» Exercise requirements
Can you restate the records below word for word?

--- start Data provided ---

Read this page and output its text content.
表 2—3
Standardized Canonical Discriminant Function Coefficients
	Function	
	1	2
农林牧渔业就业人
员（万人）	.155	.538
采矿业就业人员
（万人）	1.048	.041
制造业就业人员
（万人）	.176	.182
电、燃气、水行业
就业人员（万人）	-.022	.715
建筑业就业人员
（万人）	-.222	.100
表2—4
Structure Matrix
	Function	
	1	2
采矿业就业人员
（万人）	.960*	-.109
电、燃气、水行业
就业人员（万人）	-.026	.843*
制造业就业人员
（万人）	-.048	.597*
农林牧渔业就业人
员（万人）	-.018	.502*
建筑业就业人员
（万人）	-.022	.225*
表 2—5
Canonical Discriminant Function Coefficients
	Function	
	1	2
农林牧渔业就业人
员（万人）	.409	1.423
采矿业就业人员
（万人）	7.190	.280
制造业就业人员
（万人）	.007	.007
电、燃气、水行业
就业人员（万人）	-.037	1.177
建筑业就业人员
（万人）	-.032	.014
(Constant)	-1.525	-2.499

--- end Data provided ---

» Solution
Read this page and output its text content.
表 2—3
Standardized Canonical Discriminant Function Coefficients
	Function	
	1	2
农林牧渔业就业人
员（万人）	.155	.538
采矿业就业人员
（万人）	1.048	.041
制造业就业人员
（万人）	.176	.182
电、燃气、水行业
就业人员（万人）	-.022	.715
建筑业就业人员
（万人）	-.222	.100
表2—4
Structure Matrix
	Function	
	1	2
采矿业就业人员
（万人）	.960*	-.109
电、燃气、水行业
就业人员（万人）	-.026	.843*
制造业就业人员
（万人）	-.048	.597*
农林牧渔业就业人
员（万人）	-.018	.502*
建筑业就业人员
（万人）	-.022	.225*
表 2—5
Canonical Discriminant Function Coefficients
	Function	
	1	2
农林牧渔业就业人
员（万人）	.409	1.423
采矿业就业人员
（万人）	7.190	.280
制造业就业人员
（万人）	.007	.007
电、燃气、水行业
就业人员（万人）	-.037	1.177
建筑业就业人员
（万人）	-.032	.014
(Constant)	-1.525	-2.499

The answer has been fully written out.